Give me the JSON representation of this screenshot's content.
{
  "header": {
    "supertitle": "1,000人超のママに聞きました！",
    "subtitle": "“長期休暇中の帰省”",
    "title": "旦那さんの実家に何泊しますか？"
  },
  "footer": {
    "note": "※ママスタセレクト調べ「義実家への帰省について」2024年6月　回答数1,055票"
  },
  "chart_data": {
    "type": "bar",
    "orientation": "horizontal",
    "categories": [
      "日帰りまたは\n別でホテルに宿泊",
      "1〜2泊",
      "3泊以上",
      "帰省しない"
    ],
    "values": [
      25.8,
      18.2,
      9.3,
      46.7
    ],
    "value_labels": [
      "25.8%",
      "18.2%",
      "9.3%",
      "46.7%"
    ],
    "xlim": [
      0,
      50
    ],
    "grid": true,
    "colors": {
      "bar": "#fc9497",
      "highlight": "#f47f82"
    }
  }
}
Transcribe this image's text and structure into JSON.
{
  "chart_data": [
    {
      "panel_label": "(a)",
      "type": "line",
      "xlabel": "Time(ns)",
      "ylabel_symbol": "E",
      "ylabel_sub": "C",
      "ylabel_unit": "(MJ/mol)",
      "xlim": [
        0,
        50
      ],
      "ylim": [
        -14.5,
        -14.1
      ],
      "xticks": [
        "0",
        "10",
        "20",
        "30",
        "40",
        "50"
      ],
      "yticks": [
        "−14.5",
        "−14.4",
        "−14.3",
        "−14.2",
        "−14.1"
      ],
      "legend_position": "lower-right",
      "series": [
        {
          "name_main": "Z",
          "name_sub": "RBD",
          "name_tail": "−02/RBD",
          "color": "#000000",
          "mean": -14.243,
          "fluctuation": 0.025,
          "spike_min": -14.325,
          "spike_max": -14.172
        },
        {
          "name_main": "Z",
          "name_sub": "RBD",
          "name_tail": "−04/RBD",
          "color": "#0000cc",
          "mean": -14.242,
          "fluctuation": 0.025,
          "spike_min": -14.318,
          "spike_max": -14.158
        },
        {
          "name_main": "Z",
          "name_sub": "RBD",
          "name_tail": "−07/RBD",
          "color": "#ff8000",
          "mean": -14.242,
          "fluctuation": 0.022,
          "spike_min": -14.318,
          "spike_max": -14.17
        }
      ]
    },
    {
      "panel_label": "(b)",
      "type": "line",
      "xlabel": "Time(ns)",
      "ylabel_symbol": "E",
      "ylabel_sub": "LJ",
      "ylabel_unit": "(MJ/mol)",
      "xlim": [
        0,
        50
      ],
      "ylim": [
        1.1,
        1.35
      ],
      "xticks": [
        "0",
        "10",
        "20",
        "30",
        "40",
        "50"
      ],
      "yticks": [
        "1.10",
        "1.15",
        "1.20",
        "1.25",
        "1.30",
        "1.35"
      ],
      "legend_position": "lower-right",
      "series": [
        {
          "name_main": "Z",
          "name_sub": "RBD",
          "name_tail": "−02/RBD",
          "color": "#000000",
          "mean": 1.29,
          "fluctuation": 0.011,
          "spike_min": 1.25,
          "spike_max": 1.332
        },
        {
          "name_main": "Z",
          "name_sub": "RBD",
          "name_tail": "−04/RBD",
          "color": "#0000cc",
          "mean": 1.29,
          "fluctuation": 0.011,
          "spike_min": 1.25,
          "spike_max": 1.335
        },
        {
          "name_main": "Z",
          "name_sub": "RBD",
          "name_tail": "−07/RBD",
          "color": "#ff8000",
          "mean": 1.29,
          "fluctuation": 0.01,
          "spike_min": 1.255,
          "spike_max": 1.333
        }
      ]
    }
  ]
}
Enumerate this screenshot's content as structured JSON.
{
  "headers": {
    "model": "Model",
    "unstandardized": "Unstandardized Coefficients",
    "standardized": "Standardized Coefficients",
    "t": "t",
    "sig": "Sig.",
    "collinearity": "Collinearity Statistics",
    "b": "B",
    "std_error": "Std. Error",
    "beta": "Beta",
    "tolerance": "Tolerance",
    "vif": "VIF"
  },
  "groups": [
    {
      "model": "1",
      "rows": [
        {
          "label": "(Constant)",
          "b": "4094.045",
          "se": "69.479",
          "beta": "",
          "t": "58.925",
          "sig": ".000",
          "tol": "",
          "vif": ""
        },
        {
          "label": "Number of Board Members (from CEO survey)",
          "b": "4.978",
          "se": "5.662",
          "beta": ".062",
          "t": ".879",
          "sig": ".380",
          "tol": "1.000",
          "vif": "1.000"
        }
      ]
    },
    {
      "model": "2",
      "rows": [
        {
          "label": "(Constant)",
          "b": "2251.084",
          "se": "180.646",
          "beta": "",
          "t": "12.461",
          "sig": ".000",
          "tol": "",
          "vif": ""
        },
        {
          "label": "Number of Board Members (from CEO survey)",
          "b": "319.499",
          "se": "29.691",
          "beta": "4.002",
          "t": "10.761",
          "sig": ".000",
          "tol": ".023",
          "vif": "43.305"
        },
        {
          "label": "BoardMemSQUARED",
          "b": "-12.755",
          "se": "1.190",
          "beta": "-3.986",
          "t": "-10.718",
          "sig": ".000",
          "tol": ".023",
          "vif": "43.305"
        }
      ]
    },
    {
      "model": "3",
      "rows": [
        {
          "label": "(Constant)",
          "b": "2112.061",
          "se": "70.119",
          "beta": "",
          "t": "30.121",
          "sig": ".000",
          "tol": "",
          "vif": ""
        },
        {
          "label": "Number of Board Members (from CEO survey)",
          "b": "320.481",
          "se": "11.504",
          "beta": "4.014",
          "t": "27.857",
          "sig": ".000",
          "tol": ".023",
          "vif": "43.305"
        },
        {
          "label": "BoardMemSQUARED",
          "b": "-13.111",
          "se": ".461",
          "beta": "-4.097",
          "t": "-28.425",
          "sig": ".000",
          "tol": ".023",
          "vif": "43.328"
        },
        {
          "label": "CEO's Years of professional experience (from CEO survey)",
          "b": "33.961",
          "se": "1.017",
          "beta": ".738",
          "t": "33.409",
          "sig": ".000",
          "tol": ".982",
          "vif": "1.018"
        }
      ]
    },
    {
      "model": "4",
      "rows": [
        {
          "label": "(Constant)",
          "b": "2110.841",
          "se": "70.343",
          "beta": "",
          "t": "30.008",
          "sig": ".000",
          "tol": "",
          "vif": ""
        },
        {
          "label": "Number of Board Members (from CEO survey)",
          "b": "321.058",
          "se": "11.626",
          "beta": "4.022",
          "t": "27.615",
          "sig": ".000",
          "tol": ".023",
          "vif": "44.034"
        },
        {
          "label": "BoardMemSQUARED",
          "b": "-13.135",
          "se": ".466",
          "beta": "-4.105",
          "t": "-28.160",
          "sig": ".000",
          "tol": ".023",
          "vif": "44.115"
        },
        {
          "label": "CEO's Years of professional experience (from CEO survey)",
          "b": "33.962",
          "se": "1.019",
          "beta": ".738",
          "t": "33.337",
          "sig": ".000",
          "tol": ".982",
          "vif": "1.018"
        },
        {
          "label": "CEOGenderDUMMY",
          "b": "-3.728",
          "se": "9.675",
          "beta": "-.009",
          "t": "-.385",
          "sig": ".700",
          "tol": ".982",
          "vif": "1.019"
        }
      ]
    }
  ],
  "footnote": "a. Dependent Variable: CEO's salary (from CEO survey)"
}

********************

**EXERCISE DETAILS:**
Output all of the material exactly as written.

**CORRECT RESPONSE:**
Give me the JSON representation of this screenshot's content.
{
  "header": {
    "supertitle": "1,000人超のママに聞きました！",
    "subtitle": "“長期休暇中の帰省”",
    "title": "旦那さんの実家に何泊しますか？"
  },
  "footer": {
    "note": "※ママスタセレクト調べ「義実家への帰省について」2024年6月　回答数1,055票"
  },
  "chart_data": {
    "type": "bar",
    "orientation": "horizontal",
    "categories": [
      "日帰りまたは\n別でホテルに宿泊",
      "1〜2泊",
      "3泊以上",
      "帰省しない"
    ],
    "values": [
      25.8,
      18.2,
      9.3,
      46.7
    ],
    "value_labels": [
      "25.8%",
      "18.2%",
      "9.3%",
      "46.7%"
    ],
    "xlim": [
      0,
      50
    ],
    "grid": true,
    "colors": {
      "bar": "#fc9497",
      "highlight": "#f47f82"
    }
  }
}
Transcribe this image's text and structure into JSON.
{
  "chart_data": [
    {
      "panel_label": "(a)",
      "type": "line",
      "xlabel": "Time(ns)",
      "ylabel_symbol": "E",
      "ylabel_sub": "C",
      "ylabel_unit": "(MJ/mol)",
      "xlim": [
        0,
        50
      ],
      "ylim": [
        -14.5,
        -14.1
      ],
      "xticks": [
        "0",
        "10",
        "20",
        "30",
        "40",
        "50"
      ],
      "yticks": [
        "−14.5",
        "−14.4",
        "−14.3",
        "−14.2",
        "−14.1"
      ],
      "legend_position": "lower-right",
      "series": [
        {
          "name_main": "Z",
          "name_sub": "RBD",
          "name_tail": "−02/RBD",
          "color": "#000000",
          "mean": -14.243,
          "fluctuation": 0.025,
          "spike_min": -14.325,
          "spike_max": -14.172
        },
        {
          "name_main": "Z",
          "name_sub": "RBD",
          "name_tail": "−04/RBD",
          "color": "#0000cc",
          "mean": -14.242,
          "fluctuation": 0.025,
          "spike_min": -14.318,
          "spike_max": -14.158
        },
        {
          "name_main": "Z",
          "name_sub": "RBD",
          "name_tail": "−07/RBD",
          "color": "#ff8000",
          "mean": -14.242,
          "fluctuation": 0.022,
          "spike_min": -14.318,
          "spike_max": -14.17
        }
      ]
    },
    {
      "panel_label": "(b)",
      "type": "line",
      "xlabel": "Time(ns)",
      "ylabel_symbol": "E",
      "ylabel_sub": "LJ",
      "ylabel_unit": "(MJ/mol)",
      "xlim": [
        0,
        50
      ],
      "ylim": [
        1.1,
        1.35
      ],
      "xticks": [
        "0",
        "10",
        "20",
        "30",
        "40",
        "50"
      ],
      "yticks": [
        "1.10",
        "1.15",
        "1.20",
        "1.25",
        "1.30",
        "1.35"
      ],
      "legend_position": "lower-right",
      "series": [
        {
          "name_main": "Z",
          "name_sub": "RBD",
          "name_tail": "−02/RBD",
          "color": "#000000",
          "mean": 1.29,
          "fluctuation": 0.011,
          "spike_min": 1.25,
          "spike_max": 1.332
        },
        {
          "name_main": "Z",
          "name_sub": "RBD",
          "name_tail": "−04/RBD",
          "color": "#0000cc",
          "mean": 1.29,
          "fluctuation": 0.011,
          "spike_min": 1.25,
          "spike_max": 1.335
        },
        {
          "name_main": "Z",
          "name_sub": "RBD",
          "name_tail": "−07/RBD",
          "color": "#ff8000",
          "mean": 1.29,
          "fluctuation": 0.01,
          "spike_min": 1.255,
          "spike_max": 1.333
        }
      ]
    }
  ]
}
Enumerate this screenshot's content as structured JSON.
{
  "headers": {
    "model": "Model",
    "unstandardized": "Unstandardized Coefficients",
    "standardized": "Standardized Coefficients",
    "t": "t",
    "sig": "Sig.",
    "collinearity": "Collinearity Statistics",
    "b": "B",
    "std_error": "Std. Error",
    "beta": "Beta",
    "tolerance": "Tolerance",
    "vif": "VIF"
  },
  "groups": [
    {
      "model": "1",
      "rows": [
        {
          "label": "(Constant)",
          "b": "4094.045",
          "se": "69.479",
          "beta": "",
          "t": "58.925",
          "sig": ".000",
          "tol": "",
          "vif": ""
        },
        {
          "label": "Number of Board Members (from CEO survey)",
          "b": "4.978",
          "se": "5.662",
          "beta": ".062",
          "t": ".879",
          "sig": ".380",
          "tol": "1.000",
          "vif": "1.000"
        }
      ]
    },
    {
      "model": "2",
      "rows": [
        {
          "label": "(Constant)",
          "b": "2251.084",
          "se": "180.646",
          "beta": "",
          "t": "12.461",
          "sig": ".000",
          "tol": "",
          "vif": ""
        },
        {
          "label": "Number of Board Members (from CEO survey)",
          "b": "319.499",
          "se": "29.691",
          "beta": "4.002",
          "t": "10.761",
          "sig": ".000",
          "tol": ".023",
          "vif": "43.305"
        },
        {
          "label": "BoardMemSQUARED",
          "b": "-12.755",
          "se": "1.190",
          "beta": "-3.986",
          "t": "-10.718",
          "sig": ".000",
          "tol": ".023",
          "vif": "43.305"
        }
      ]
    },
    {
      "model": "3",
      "rows": [
        {
          "label": "(Constant)",
          "b": "2112.061",
          "se": "70.119",
          "beta": "",
          "t": "30.121",
          "sig": ".000",
          "tol": "",
          "vif": ""
        },
        {
          "label": "Number of Board Members (from CEO survey)",
          "b": "320.481",
          "se": "11.504",
          "beta": "4.014",
          "t": "27.857",
          "sig": ".000",
          "tol": ".023",
          "vif": "43.305"
        },
        {
          "label": "BoardMemSQUARED",
          "b": "-13.111",
          "se": ".461",
          "beta": "-4.097",
          "t": "-28.425",
          "sig": ".000",
          "tol": ".023",
          "vif": "43.328"
        },
        {
          "label": "CEO's Years of professional experience (from CEO survey)",
          "b": "33.961",
          "se": "1.017",
          "beta": ".738",
          "t": "33.409",
          "sig": ".000",
          "tol": ".982",
          "vif": "1.018"
        }
      ]
    },
    {
      "model": "4",
      "rows": [
        {
          "label": "(Constant)",
          "b": "2110.841",
          "se": "70.343",
          "beta": "",
          "t": "30.008",
          "sig": ".000",
          "tol": "",
          "vif": ""
        },
        {
          "label": "Number of Board Members (from CEO survey)",
          "b": "321.058",
          "se": "11.626",
          "beta": "4.022",
          "t": "27.615",
          "sig": ".000",
          "tol": ".023",
          "vif": "44.034"
        },
        {
          "label": "BoardMemSQUARED",
          "b": "-13.135",
          "se": ".466",
          "beta": "-4.105",
          "t": "-28.160",
          "sig": ".000",
          "tol": ".023",
          "vif": "44.115"
        },
        {
          "label": "CEO's Years of professional experience (from CEO survey)",
          "b": "33.962",
          "se": "1.019",
          "beta": ".738",
          "t": "33.337",
          "sig": ".000",
          "tol": ".982",
          "vif": "1.018"
        },
        {
          "label": "CEOGenderDUMMY",
          "b": "-3.728",
          "se": "9.675",
          "beta": "-.009",
          "t": "-.385",
          "sig": ".700",
          "tol": ".982",
          "vif": "1.019"
        }
      ]
    }
  ],
  "footnote": "a. Dependent Variable: CEO's salary (from CEO survey)"
}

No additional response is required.